## Goal of the exercise
Your task is to locate every line holding the string "text" and to copy each of them.

## Information supplied
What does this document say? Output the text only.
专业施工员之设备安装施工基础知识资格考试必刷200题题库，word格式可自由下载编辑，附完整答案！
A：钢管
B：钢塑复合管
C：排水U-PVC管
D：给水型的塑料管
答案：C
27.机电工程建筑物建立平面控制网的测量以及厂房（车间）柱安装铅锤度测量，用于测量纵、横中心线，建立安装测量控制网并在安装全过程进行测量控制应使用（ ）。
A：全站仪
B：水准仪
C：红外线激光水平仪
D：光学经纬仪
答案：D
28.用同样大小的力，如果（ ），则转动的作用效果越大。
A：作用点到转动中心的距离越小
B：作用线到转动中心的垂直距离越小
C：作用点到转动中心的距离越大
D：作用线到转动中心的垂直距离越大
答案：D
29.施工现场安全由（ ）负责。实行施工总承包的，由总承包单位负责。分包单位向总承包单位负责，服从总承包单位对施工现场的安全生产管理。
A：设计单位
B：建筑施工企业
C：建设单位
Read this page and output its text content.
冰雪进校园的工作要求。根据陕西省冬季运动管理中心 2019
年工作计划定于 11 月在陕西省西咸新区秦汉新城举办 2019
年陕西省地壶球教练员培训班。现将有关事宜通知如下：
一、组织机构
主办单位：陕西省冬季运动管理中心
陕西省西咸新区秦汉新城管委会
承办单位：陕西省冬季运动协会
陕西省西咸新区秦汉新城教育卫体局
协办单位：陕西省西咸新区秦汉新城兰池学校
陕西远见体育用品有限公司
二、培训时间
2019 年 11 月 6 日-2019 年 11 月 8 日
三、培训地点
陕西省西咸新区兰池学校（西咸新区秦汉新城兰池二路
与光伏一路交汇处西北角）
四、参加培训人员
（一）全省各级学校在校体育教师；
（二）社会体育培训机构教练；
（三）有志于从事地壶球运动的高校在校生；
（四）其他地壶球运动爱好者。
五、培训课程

## Answer to this task
What does this document say? Output the text only.
Read this page and output its text content.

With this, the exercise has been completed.